*** RECORD SET

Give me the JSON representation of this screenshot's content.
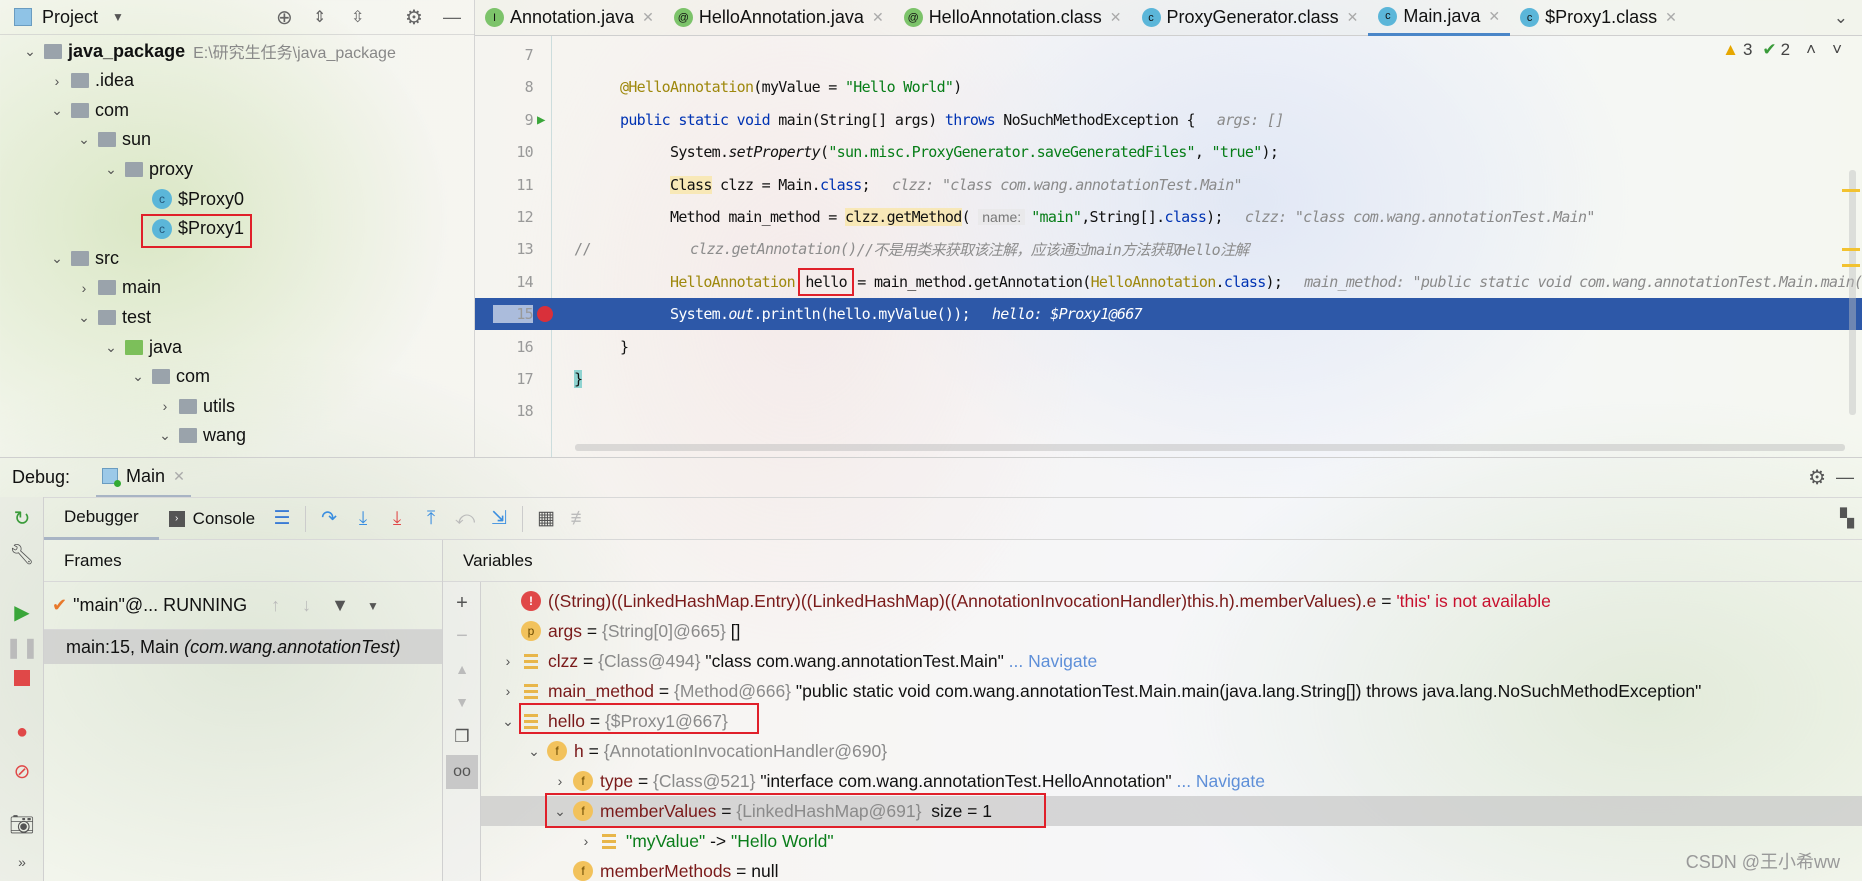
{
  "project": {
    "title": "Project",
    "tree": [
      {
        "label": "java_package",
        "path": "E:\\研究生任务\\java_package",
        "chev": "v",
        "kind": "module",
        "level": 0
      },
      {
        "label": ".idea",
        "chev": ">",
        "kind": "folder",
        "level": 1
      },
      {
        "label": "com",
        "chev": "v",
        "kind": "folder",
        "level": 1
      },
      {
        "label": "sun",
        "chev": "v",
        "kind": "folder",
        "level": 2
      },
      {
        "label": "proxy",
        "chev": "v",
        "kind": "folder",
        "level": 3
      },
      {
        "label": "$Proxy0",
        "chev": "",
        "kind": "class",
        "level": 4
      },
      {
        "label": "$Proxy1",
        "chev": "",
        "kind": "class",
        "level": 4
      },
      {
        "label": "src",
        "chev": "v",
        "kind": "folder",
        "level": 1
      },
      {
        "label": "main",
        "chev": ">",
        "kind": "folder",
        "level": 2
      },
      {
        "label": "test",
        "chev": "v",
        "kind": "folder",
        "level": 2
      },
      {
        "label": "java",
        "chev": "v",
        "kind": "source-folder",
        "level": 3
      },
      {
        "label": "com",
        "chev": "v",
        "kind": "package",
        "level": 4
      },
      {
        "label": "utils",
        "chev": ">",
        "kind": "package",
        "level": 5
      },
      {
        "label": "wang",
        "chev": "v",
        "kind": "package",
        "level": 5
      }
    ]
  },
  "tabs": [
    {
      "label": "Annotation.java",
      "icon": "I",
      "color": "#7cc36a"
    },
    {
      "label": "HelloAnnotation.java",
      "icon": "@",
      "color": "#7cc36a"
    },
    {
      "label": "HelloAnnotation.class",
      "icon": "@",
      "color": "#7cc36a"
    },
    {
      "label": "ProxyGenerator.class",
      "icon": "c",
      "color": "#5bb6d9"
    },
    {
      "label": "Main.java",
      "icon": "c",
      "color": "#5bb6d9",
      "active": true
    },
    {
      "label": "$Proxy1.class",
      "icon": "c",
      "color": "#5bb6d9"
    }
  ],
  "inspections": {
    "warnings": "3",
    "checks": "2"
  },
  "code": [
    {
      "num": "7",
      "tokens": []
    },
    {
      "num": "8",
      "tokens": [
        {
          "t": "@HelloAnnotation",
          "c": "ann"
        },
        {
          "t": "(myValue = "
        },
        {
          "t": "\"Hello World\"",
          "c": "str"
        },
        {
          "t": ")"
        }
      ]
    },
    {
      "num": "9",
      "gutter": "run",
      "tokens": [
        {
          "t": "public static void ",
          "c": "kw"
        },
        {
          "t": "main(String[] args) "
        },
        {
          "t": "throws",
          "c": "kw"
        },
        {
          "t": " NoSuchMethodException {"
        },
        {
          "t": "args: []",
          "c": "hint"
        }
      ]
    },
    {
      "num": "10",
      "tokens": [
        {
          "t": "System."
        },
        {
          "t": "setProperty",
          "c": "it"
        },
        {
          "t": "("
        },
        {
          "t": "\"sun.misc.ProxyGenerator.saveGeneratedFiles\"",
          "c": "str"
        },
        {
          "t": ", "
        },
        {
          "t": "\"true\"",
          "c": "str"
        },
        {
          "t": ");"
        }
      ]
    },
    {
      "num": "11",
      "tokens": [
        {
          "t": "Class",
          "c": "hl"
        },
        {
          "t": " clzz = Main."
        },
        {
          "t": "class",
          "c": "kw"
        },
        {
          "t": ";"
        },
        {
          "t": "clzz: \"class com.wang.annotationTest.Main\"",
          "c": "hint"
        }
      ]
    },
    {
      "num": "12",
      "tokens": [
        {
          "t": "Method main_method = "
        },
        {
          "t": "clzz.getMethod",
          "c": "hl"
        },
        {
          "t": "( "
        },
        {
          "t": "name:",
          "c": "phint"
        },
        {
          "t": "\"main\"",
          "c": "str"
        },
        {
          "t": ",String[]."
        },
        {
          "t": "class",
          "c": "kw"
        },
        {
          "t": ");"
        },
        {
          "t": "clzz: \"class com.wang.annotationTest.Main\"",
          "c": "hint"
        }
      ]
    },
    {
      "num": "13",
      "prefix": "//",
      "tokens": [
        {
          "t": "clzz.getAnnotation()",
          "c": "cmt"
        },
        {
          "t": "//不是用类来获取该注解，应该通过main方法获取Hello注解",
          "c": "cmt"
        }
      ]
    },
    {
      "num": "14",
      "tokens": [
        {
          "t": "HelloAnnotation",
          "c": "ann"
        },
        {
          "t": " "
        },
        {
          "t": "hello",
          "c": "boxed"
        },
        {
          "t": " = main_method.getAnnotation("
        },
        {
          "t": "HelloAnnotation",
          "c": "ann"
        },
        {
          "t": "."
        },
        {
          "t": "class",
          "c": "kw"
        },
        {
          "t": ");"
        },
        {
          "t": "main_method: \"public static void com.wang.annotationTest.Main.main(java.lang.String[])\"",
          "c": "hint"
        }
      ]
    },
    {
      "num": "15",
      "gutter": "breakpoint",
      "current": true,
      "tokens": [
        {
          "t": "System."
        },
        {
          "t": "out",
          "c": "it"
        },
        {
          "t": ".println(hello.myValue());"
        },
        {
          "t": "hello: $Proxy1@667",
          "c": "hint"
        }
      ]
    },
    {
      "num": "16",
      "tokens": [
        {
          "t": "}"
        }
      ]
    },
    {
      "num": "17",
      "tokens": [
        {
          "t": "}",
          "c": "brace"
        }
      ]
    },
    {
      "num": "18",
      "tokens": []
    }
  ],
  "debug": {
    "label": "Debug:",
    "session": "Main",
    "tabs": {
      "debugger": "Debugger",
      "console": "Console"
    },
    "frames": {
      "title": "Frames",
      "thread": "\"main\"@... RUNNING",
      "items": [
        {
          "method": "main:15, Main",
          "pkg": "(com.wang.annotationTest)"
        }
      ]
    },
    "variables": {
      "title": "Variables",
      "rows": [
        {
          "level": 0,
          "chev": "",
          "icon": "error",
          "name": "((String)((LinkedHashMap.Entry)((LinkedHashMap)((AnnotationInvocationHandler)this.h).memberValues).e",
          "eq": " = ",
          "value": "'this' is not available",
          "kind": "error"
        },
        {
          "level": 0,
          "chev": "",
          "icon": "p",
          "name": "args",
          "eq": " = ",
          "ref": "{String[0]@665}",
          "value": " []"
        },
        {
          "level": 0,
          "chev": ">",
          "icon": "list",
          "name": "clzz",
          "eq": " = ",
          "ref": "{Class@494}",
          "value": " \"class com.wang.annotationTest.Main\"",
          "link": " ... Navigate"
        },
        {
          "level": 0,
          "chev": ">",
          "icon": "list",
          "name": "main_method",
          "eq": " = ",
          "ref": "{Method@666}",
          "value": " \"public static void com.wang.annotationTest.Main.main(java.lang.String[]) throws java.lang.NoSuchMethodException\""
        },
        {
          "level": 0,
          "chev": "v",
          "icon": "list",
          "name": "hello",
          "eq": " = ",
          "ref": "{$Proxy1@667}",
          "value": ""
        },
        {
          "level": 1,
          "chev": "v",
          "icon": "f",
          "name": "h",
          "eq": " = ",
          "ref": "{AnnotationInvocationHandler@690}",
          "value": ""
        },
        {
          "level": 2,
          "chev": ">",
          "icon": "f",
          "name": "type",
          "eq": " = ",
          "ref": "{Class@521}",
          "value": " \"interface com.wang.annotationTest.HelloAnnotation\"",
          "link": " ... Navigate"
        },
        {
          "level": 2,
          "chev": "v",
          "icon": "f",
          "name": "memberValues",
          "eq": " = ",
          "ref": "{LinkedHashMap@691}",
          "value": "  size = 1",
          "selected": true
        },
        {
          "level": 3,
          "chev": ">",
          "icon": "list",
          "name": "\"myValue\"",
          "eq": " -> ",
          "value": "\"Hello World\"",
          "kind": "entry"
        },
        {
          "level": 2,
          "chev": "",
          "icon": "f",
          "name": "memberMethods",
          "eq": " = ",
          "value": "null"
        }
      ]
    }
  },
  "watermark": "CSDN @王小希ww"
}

******
*** RECORD SET

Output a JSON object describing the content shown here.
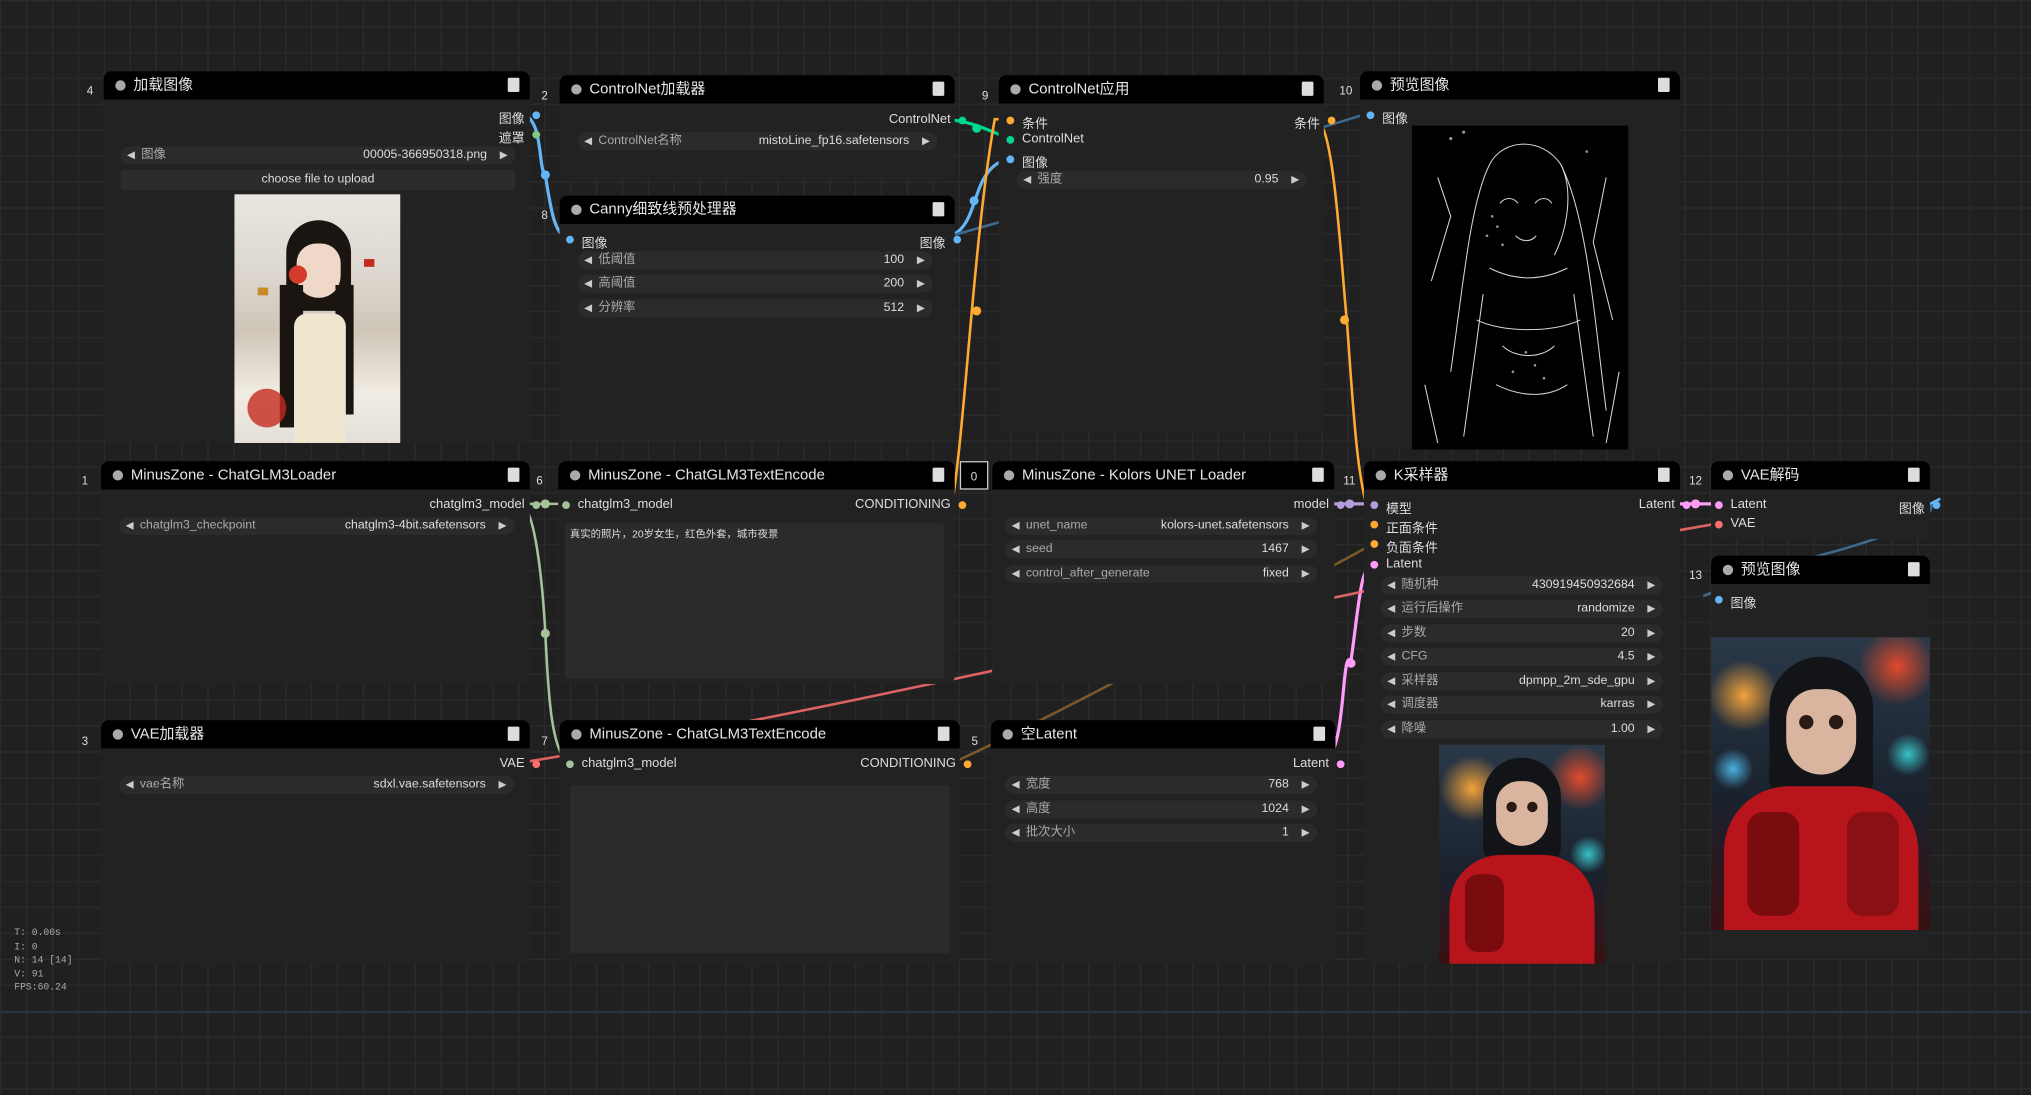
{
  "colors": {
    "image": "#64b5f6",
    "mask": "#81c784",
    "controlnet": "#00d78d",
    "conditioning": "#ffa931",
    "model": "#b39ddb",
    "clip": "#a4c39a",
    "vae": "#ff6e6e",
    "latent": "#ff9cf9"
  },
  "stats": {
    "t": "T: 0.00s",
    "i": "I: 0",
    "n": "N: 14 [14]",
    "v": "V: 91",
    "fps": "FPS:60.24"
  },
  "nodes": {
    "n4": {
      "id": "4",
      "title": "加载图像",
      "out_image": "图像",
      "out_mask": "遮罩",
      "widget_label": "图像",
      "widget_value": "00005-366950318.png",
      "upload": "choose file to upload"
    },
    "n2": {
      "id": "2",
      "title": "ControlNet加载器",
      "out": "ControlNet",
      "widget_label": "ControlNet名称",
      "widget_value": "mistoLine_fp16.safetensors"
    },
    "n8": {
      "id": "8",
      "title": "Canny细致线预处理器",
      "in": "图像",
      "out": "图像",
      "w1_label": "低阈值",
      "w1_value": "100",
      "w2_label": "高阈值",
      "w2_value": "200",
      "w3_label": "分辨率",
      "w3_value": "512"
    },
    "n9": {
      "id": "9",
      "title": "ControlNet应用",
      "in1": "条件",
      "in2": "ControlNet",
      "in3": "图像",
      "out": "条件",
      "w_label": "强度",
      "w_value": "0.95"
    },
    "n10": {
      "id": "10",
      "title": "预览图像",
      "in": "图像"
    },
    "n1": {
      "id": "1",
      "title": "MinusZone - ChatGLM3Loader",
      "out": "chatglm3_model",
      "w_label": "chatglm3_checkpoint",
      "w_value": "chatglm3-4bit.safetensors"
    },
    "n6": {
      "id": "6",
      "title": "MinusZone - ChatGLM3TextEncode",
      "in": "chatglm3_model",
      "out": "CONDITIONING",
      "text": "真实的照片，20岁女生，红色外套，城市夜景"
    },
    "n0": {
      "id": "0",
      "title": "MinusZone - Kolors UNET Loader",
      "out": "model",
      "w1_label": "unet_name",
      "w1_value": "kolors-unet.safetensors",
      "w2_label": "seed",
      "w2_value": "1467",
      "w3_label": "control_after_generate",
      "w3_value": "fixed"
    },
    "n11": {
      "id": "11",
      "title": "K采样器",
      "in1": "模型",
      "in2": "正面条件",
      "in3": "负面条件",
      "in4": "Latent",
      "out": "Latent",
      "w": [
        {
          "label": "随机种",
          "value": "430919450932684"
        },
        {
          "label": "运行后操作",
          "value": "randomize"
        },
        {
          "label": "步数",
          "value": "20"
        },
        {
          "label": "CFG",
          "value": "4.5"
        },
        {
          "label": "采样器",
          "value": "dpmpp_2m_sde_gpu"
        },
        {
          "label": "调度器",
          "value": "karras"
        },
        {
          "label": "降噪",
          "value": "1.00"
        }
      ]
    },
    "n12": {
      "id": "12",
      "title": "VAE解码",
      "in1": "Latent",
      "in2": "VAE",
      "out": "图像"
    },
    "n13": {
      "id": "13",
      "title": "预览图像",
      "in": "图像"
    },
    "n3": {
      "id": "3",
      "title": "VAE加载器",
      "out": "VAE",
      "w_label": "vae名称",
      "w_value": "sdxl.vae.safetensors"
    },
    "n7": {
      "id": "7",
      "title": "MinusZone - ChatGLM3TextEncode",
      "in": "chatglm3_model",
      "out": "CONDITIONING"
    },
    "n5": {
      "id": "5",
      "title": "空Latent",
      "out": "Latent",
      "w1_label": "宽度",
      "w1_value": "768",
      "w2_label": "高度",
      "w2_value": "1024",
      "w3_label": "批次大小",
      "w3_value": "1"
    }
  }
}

******

**WHAT YOU NEED TO DO:** Gather all lines where the word "NoSuchMethodException" appears.

**TASK RESPONSE:**
          "t": " NoSuchMethodException {"
          "value": " \"public static void com.wang.annotationTest.Main.main(java.lang.String[]) throws java.lang.NoSuchMethodException\""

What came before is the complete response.